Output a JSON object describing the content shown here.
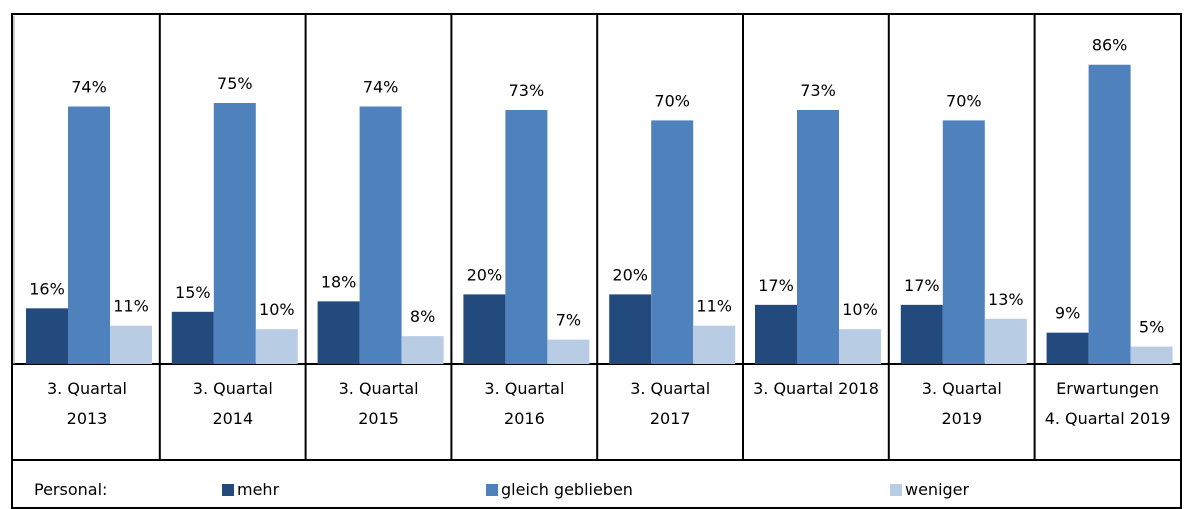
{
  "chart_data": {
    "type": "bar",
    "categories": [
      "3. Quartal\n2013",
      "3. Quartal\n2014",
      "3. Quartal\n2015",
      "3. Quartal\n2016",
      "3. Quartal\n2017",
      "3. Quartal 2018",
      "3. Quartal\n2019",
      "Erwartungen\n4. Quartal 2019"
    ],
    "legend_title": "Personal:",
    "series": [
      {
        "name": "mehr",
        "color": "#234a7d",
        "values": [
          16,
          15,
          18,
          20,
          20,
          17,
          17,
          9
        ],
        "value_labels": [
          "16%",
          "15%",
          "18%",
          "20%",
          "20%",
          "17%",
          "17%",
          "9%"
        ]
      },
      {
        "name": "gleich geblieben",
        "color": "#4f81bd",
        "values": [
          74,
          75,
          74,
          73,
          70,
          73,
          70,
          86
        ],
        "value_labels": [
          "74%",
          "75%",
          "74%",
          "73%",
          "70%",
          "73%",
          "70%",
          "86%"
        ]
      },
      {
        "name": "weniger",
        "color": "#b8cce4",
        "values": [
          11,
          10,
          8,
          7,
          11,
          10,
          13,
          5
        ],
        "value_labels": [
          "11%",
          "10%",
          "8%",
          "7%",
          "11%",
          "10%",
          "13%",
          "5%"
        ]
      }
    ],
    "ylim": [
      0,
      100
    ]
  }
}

> EXERCISE TASK
Copy the listing in full and without alteration, omitting every picture.

> EXERCISE RESULT
Output a JSON object describing the content shown here.
{
  "chart_data": {
    "type": "bar",
    "categories": [
      "3. Quartal\n2013",
      "3. Quartal\n2014",
      "3. Quartal\n2015",
      "3. Quartal\n2016",
      "3. Quartal\n2017",
      "3. Quartal 2018",
      "3. Quartal\n2019",
      "Erwartungen\n4. Quartal 2019"
    ],
    "legend_title": "Personal:",
    "series": [
      {
        "name": "mehr",
        "color": "#234a7d",
        "values": [
          16,
          15,
          18,
          20,
          20,
          17,
          17,
          9
        ],
        "value_labels": [
          "16%",
          "15%",
          "18%",
          "20%",
          "20%",
          "17%",
          "17%",
          "9%"
        ]
      },
      {
        "name": "gleich geblieben",
        "color": "#4f81bd",
        "values": [
          74,
          75,
          74,
          73,
          70,
          73,
          70,
          86
        ],
        "value_labels": [
          "74%",
          "75%",
          "74%",
          "73%",
          "70%",
          "73%",
          "70%",
          "86%"
        ]
      },
      {
        "name": "weniger",
        "color": "#b8cce4",
        "values": [
          11,
          10,
          8,
          7,
          11,
          10,
          13,
          5
        ],
        "value_labels": [
          "11%",
          "10%",
          "8%",
          "7%",
          "11%",
          "10%",
          "13%",
          "5%"
        ]
      }
    ],
    "ylim": [
      0,
      100
    ]
  }
}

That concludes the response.